• **TASK PROMPT**: Go through the material and copy each line that includes "provide".

★ ★ ★ ★

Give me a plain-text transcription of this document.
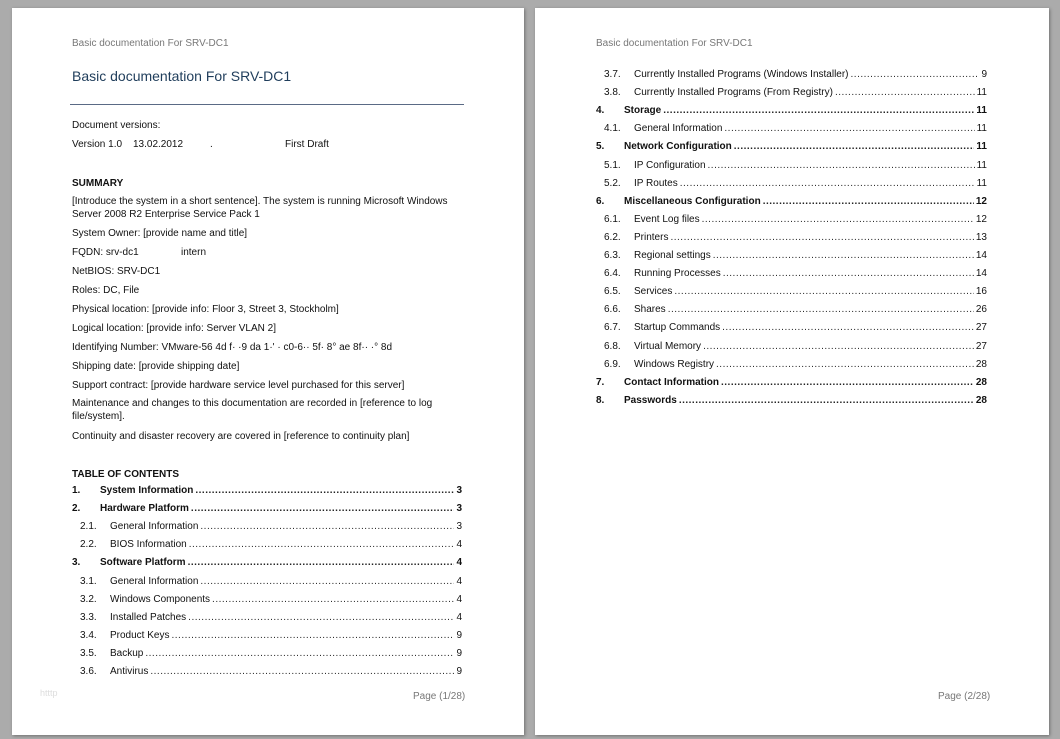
Basic documentation For SRV-DC1
Basic documentation For SRV-DC1
Document versions:
Version 1.0 13.02.2012	.	First Draft
SUMMARY
[Introduce the system in a short sentence]. The system is running Microsoft Windows Server 2008 R2 Enterprise Service Pack 1
System Owner: [provide name and title]
FQDN: srv-dc1	intern
NetBIOS: SRV-DC1
Roles: DC, File
Physical location: [provide info: Floor 3, Street 3, Stockholm]
Logical location: [provide info: Server VLAN 2]
Identifying Number: VMware-56 4d f· ·9 da 1·' · c0-6·· 5f· 8° ae 8f·· ·° 8d
Shipping date: [provide shipping date]
Support contract: [provide hardware service level purchased for this server]
Maintenance and changes to this documentation are recorded in [reference to log file/system].
Continuity and disaster recovery are covered in [reference to continuity plan]
TABLE OF CONTENTS
1.	System Information .....	3
2.	Hardware Platform .....	3
2.1.	General Information .....	3
2.2.	BIOS Information .....	4
3.	Software Platform .....	4
3.1.	General Information .....	4
3.2.	Windows Components .....	4
3.3.	Installed Patches .....	4
3.4.	Product Keys .....	9
3.5.	Backup .....	9
3.6.	Antivirus .....	9
htttp	Page (1/28)
Basic documentation For SRV-DC1
3.7.	Currently Installed Programs (Windows Installer) .....	9
3.8.	Currently Installed Programs (From Registry) .....	11
4.	Storage .....	11
4.1.	General Information .....	11
5.	Network Configuration .....	11
5.1.	IP Configuration .....	11
5.2.	IP Routes .....	11
6.	Miscellaneous Configuration .....	12
6.1.	Event Log files .....	12
6.2.	Printers .....	13
6.3.	Regional settings .....	14
6.4.	Running Processes .....	14
6.5.	Services .....	16
6.6.	Shares .....	26
6.7.	Startup Commands .....	27
6.8.	Virtual Memory .....	27
6.9.	Windows Registry .....	28
7.	Contact Information .....	28
8.	Passwords .....	28
Page (2/28)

★ ★ ★ ★

• **RESULT OF THIS EXERCISE**:
System Owner: [provide name and title]
Physical location: [provide info: Floor 3, Street 3, Stockholm]
Logical location: [provide info: Server VLAN 2]
Shipping date: [provide shipping date]
Support contract: [provide hardware service level purchased for this server]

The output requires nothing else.